[EXERCISE OBJECTIVE]
Out of the lines below, please list those that hold the string "ПУЧКА".

[ROWS]
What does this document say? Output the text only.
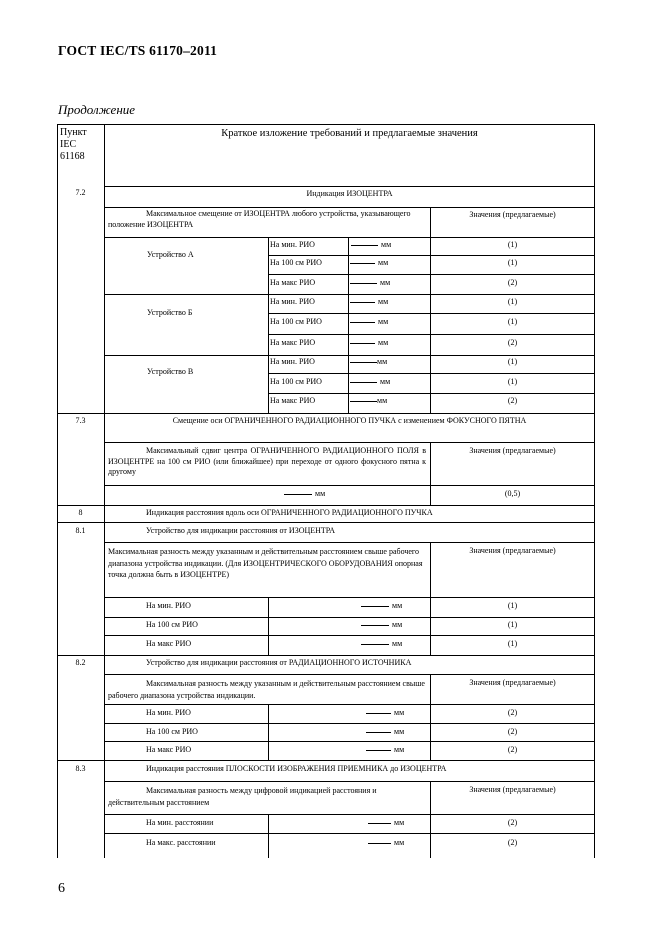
ГОСТ IEC/TS 61170–2011
Продолжение
Пункт
IEC
61168
Краткое изложение требований и предлагаемые значения
7.2	Индикация ИЗОЦЕНТРА
Максимальное смещение от ИЗОЦЕНТРА любого устройства, указывающего положение ИЗОЦЕНТРА
Значения (предлагаемые)
Устройство А
На мин. РИО	мм	(1)
На 100 см РИО	мм	(1)
На макс РИО	мм	(2)
Устройство Б
На мин. РИО	мм	(1)
На 100 см РИО	мм	(1)
На макс РИО	мм	(2)
Устройство В
На мин. РИО	мм	(1)
На 100 см РИО	мм	(1)
На макс РИО	мм	(2)
7.3	Смещение оси ОГРАНИЧЕННОГО РАДИАЦИОННОГО ПУЧКА с изменением ФОКУСНОГО ПЯТНА
Максимальный сдвиг центра ОГРАНИЧЕННОГО РАДИАЦИОННОГО ПОЛЯ в ИЗОЦЕНТРЕ на 100 см РИО (или ближайшее) при переходе от одного фокусного пятна к другому
Значения (предлагаемые)
мм	(0,5)
8	Индикация расстояния вдоль оси ОГРАНИЧЕННОГО РАДИАЦИОННОГО ПУЧКА
8.1	Устройство для индикации расстояния от ИЗОЦЕНТРА
Максимальная разность между указанным и действительным расстоянием свыше рабочего диапазона устройства индикации. (Для ИЗОЦЕНТРИЧЕСКОГО ОБОРУДОВАНИЯ опорная точка должна быть в ИЗОЦЕНТРЕ)
Значения (предлагаемые)
На мин. РИО	мм	(1)
На 100 см РИО	мм	(1)
На макс РИО	мм	(1)
8.2	Устройство для индикации расстояния от РАДИАЦИОННОГО ИСТОЧНИКА
Максимальная разность между указанным и действительным расстоянием свыше рабочего диапазона устройства индикации.
Значения (предлагаемые)
На мин. РИО	мм	(2)
На 100 см РИО	мм	(2)
На макс РИО	мм	(2)
8.3	Индикация расстояния ПЛОСКОСТИ ИЗОБРАЖЕНИЯ ПРИЕМНИКА до ИЗОЦЕНТРА
Максимальная разность между цифровой индикацией расстояния и действительным расстоянием
Значения (предлагаемые)
На мин. расстоянии	мм	(2)
На макс. расстоянии	мм	(2)
6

[RESPONSE]
7.3	Смещение оси ОГРАНИЧЕННОГО РАДИАЦИОННОГО ПУЧКА с изменением ФОКУСНОГО ПЯТНА
8	Индикация расстояния вдоль оси ОГРАНИЧЕННОГО РАДИАЦИОННОГО ПУЧКА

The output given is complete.